[Task to carry out] Read the data and repeat it in full, exactly.
======== Source data ========
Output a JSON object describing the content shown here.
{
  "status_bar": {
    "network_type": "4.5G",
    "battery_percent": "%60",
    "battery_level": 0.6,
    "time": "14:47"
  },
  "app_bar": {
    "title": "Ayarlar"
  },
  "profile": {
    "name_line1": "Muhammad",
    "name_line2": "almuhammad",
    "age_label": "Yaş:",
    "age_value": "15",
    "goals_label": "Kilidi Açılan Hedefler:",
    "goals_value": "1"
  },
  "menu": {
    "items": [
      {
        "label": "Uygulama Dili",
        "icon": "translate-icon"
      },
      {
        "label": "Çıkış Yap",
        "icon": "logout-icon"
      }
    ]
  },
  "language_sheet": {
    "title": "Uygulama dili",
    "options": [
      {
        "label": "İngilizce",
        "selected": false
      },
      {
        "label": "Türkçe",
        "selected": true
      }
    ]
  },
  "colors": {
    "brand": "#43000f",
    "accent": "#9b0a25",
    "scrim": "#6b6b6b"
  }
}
========
[Result for this exercise]
Output a JSON object describing the content shown here.
{
  "status_bar": {
    "network_type": "4.5G",
    "battery_percent": "%60",
    "battery_level": 0.6,
    "time": "14:47"
  },
  "app_bar": {
    "title": "Ayarlar"
  },
  "profile": {
    "name_line1": "Muhammad",
    "name_line2": "almuhammad",
    "age_label": "Yaş:",
    "age_value": "15",
    "goals_label": "Kilidi Açılan Hedefler:",
    "goals_value": "1"
  },
  "menu": {
    "items": [
      {
        "label": "Uygulama Dili",
        "icon": "translate-icon"
      },
      {
        "label": "Çıkış Yap",
        "icon": "logout-icon"
      }
    ]
  },
  "language_sheet": {
    "title": "Uygulama dili",
    "options": [
      {
        "label": "İngilizce",
        "selected": false
      },
      {
        "label": "Türkçe",
        "selected": true
      }
    ]
  },
  "colors": {
    "brand": "#43000f",
    "accent": "#9b0a25",
    "scrim": "#6b6b6b"
  }
}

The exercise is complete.